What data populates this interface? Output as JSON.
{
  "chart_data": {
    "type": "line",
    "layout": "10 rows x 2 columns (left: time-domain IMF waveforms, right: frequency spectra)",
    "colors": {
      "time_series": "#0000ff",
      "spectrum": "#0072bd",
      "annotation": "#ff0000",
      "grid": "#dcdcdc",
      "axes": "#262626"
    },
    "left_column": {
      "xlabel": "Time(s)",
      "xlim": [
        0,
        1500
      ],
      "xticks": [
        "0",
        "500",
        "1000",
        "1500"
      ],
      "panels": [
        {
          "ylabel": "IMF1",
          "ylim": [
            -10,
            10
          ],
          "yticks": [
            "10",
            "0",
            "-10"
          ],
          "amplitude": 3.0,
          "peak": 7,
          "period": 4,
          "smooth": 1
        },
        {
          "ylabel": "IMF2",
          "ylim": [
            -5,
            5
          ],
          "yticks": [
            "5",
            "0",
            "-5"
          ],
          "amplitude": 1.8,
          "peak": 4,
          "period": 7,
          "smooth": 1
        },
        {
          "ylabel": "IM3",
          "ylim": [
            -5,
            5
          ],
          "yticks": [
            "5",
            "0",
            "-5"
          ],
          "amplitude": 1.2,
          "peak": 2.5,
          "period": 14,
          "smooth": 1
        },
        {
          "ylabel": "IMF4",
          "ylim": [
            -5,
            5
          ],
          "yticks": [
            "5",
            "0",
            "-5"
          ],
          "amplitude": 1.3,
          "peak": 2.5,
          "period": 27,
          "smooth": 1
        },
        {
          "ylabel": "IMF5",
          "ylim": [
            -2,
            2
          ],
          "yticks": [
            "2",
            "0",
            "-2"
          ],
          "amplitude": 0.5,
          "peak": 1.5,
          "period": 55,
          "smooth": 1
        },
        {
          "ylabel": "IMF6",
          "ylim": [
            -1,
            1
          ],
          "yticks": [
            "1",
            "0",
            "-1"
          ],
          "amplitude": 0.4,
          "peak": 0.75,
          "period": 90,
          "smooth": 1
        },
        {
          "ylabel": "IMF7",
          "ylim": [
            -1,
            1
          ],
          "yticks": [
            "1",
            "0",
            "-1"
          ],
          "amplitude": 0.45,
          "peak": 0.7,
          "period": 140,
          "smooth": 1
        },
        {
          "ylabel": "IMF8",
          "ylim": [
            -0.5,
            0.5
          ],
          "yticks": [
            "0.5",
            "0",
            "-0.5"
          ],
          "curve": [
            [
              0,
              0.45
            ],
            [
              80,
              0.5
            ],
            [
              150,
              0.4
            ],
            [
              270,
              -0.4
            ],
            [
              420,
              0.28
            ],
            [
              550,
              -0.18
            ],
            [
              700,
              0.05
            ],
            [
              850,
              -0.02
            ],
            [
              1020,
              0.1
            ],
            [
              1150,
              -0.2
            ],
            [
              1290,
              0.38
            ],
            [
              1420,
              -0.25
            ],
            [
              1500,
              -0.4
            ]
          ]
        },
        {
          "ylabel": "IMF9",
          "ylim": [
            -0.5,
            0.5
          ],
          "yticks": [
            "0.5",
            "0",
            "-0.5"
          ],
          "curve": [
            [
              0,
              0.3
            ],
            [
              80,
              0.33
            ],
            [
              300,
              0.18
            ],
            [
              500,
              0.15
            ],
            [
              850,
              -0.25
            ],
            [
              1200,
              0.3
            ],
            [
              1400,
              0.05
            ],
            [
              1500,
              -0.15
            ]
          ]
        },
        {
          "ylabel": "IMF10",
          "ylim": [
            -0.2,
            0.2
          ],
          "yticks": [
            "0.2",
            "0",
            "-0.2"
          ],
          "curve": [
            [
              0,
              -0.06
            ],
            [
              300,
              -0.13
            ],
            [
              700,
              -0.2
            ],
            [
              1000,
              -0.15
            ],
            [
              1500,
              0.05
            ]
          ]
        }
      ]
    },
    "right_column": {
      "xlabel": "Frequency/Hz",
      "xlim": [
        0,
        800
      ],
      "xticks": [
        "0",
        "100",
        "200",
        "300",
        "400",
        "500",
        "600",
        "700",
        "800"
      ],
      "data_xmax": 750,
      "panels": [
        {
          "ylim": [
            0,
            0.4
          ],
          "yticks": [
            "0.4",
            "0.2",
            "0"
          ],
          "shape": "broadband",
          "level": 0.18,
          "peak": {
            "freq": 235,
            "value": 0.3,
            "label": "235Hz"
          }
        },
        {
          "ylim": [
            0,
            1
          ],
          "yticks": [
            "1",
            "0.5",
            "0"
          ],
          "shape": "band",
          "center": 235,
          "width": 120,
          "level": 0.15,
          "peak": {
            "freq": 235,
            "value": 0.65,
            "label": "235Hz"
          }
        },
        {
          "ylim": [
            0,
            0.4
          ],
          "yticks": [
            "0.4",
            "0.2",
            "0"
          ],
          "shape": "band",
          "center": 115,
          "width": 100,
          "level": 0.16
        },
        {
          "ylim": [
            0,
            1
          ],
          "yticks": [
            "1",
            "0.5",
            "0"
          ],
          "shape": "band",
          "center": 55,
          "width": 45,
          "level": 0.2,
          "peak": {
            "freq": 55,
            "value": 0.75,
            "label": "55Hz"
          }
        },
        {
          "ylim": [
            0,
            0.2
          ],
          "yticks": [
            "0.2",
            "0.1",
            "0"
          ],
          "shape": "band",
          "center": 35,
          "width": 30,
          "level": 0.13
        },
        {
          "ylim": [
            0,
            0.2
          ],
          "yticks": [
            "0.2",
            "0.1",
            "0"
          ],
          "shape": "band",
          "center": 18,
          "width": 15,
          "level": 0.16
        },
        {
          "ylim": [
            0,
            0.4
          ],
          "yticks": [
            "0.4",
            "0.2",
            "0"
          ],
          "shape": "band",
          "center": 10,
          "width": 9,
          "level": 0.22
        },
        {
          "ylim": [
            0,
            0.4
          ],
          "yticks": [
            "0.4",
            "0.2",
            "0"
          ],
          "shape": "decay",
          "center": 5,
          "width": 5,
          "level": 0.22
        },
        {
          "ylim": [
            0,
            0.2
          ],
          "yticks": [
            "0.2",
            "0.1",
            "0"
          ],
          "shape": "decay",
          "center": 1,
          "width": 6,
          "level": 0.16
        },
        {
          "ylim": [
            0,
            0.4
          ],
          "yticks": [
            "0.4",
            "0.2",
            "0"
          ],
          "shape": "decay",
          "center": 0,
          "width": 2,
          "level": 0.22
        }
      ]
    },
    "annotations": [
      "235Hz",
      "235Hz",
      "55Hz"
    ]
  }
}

▶ [Exercise instructions]
Filter the records down to the lines that contain the string "period", and copy those lines.

▶ [Complete response]
          "period": 4,
          "period": 7,
          "period": 14,
          "period": 27,
          "period": 55,
          "period": 90,
          "period": 140,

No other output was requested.